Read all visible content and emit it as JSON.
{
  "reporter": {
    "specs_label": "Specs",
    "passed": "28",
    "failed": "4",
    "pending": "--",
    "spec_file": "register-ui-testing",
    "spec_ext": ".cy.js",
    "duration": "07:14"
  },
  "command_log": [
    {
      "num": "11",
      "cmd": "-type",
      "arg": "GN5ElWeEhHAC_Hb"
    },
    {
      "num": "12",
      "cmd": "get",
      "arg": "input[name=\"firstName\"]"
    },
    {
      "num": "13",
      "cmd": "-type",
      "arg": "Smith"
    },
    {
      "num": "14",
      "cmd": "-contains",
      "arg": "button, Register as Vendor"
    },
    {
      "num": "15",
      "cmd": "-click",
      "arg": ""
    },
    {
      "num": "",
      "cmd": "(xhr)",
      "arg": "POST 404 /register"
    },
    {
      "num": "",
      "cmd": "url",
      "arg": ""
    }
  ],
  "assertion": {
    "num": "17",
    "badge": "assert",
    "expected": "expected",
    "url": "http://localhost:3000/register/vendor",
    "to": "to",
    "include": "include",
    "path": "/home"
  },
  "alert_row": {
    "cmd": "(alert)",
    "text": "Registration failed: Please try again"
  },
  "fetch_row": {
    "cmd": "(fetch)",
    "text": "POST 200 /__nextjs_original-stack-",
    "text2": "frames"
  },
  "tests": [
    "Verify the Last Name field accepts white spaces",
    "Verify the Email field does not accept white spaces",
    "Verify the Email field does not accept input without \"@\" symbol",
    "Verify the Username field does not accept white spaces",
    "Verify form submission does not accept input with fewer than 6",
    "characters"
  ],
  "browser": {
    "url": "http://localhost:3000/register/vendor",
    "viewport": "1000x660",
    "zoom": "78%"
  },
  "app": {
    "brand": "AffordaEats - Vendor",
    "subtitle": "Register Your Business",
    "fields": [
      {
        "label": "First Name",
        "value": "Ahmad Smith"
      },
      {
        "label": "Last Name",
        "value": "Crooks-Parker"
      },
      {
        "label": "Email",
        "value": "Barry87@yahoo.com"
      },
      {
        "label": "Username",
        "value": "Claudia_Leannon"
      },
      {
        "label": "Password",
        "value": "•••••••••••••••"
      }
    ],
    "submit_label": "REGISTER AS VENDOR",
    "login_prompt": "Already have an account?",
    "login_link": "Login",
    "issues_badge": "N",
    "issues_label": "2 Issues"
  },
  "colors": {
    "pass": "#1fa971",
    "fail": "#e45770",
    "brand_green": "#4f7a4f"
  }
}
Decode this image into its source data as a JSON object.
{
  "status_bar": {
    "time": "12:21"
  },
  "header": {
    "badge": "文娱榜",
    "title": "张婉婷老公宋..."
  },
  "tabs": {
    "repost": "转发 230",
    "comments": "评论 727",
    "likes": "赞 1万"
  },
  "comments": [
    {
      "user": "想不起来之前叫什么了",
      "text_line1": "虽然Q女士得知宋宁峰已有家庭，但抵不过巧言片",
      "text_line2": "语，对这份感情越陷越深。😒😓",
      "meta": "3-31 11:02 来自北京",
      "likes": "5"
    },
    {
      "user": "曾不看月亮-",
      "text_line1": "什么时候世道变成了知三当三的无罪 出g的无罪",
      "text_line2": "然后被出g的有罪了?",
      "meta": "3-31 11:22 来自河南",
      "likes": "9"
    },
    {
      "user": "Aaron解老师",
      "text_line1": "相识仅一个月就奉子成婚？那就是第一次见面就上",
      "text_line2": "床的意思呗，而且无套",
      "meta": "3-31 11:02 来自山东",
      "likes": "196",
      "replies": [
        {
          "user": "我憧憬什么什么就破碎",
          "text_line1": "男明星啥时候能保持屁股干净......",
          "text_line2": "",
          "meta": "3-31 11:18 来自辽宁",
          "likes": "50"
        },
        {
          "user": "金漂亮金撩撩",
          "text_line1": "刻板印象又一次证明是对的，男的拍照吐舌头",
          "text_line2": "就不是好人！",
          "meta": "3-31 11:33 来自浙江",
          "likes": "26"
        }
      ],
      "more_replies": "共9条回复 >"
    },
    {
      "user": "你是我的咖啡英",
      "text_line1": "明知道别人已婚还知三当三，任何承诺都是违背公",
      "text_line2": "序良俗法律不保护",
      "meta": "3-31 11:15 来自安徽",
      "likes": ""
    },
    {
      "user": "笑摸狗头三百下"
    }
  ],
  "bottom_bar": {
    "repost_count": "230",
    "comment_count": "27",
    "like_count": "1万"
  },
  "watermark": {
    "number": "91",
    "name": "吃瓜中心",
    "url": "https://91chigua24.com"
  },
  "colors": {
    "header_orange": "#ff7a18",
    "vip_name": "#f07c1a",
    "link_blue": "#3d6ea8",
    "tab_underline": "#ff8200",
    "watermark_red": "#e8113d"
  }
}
------------------------------------
WHAT IS REQUIRED: Retype every record above exactly as it appears.

ANSWER:
Read all visible content and emit it as JSON.
{
  "reporter": {
    "specs_label": "Specs",
    "passed": "28",
    "failed": "4",
    "pending": "--",
    "spec_file": "register-ui-testing",
    "spec_ext": ".cy.js",
    "duration": "07:14"
  },
  "command_log": [
    {
      "num": "11",
      "cmd": "-type",
      "arg": "GN5ElWeEhHAC_Hb"
    },
    {
      "num": "12",
      "cmd": "get",
      "arg": "input[name=\"firstName\"]"
    },
    {
      "num": "13",
      "cmd": "-type",
      "arg": "Smith"
    },
    {
      "num": "14",
      "cmd": "-contains",
      "arg": "button, Register as Vendor"
    },
    {
      "num": "15",
      "cmd": "-click",
      "arg": ""
    },
    {
      "num": "",
      "cmd": "(xhr)",
      "arg": "POST 404 /register"
    },
    {
      "num": "",
      "cmd": "url",
      "arg": ""
    }
  ],
  "assertion": {
    "num": "17",
    "badge": "assert",
    "expected": "expected",
    "url": "http://localhost:3000/register/vendor",
    "to": "to",
    "include": "include",
    "path": "/home"
  },
  "alert_row": {
    "cmd": "(alert)",
    "text": "Registration failed: Please try again"
  },
  "fetch_row": {
    "cmd": "(fetch)",
    "text": "POST 200 /__nextjs_original-stack-",
    "text2": "frames"
  },
  "tests": [
    "Verify the Last Name field accepts white spaces",
    "Verify the Email field does not accept white spaces",
    "Verify the Email field does not accept input without \"@\" symbol",
    "Verify the Username field does not accept white spaces",
    "Verify form submission does not accept input with fewer than 6",
    "characters"
  ],
  "browser": {
    "url": "http://localhost:3000/register/vendor",
    "viewport": "1000x660",
    "zoom": "78%"
  },
  "app": {
    "brand": "AffordaEats - Vendor",
    "subtitle": "Register Your Business",
    "fields": [
      {
        "label": "First Name",
        "value": "Ahmad Smith"
      },
      {
        "label": "Last Name",
        "value": "Crooks-Parker"
      },
      {
        "label": "Email",
        "value": "Barry87@yahoo.com"
      },
      {
        "label": "Username",
        "value": "Claudia_Leannon"
      },
      {
        "label": "Password",
        "value": "•••••••••••••••"
      }
    ],
    "submit_label": "REGISTER AS VENDOR",
    "login_prompt": "Already have an account?",
    "login_link": "Login",
    "issues_badge": "N",
    "issues_label": "2 Issues"
  },
  "colors": {
    "pass": "#1fa971",
    "fail": "#e45770",
    "brand_green": "#4f7a4f"
  }
}
Decode this image into its source data as a JSON object.
{
  "status_bar": {
    "time": "12:21"
  },
  "header": {
    "badge": "文娱榜",
    "title": "张婉婷老公宋..."
  },
  "tabs": {
    "repost": "转发 230",
    "comments": "评论 727",
    "likes": "赞 1万"
  },
  "comments": [
    {
      "user": "想不起来之前叫什么了",
      "text_line1": "虽然Q女士得知宋宁峰已有家庭，但抵不过巧言片",
      "text_line2": "语，对这份感情越陷越深。😒😓",
      "meta": "3-31 11:02 来自北京",
      "likes": "5"
    },
    {
      "user": "曾不看月亮-",
      "text_line1": "什么时候世道变成了知三当三的无罪 出g的无罪",
      "text_line2": "然后被出g的有罪了?",
      "meta": "3-31 11:22 来自河南",
      "likes": "9"
    },
    {
      "user": "Aaron解老师",
      "text_line1": "相识仅一个月就奉子成婚？那就是第一次见面就上",
      "text_line2": "床的意思呗，而且无套",
      "meta": "3-31 11:02 来自山东",
      "likes": "196",
      "replies": [
        {
          "user": "我憧憬什么什么就破碎",
          "text_line1": "男明星啥时候能保持屁股干净......",
          "text_line2": "",
          "meta": "3-31 11:18 来自辽宁",
          "likes": "50"
        },
        {
          "user": "金漂亮金撩撩",
          "text_line1": "刻板印象又一次证明是对的，男的拍照吐舌头",
          "text_line2": "就不是好人！",
          "meta": "3-31 11:33 来自浙江",
          "likes": "26"
        }
      ],
      "more_replies": "共9条回复 >"
    },
    {
      "user": "你是我的咖啡英",
      "text_line1": "明知道别人已婚还知三当三，任何承诺都是违背公",
      "text_line2": "序良俗法律不保护",
      "meta": "3-31 11:15 来自安徽",
      "likes": ""
    },
    {
      "user": "笑摸狗头三百下"
    }
  ],
  "bottom_bar": {
    "repost_count": "230",
    "comment_count": "27",
    "like_count": "1万"
  },
  "watermark": {
    "number": "91",
    "name": "吃瓜中心",
    "url": "https://91chigua24.com"
  },
  "colors": {
    "header_orange": "#ff7a18",
    "vip_name": "#f07c1a",
    "link_blue": "#3d6ea8",
    "tab_underline": "#ff8200",
    "watermark_red": "#e8113d"
  }
}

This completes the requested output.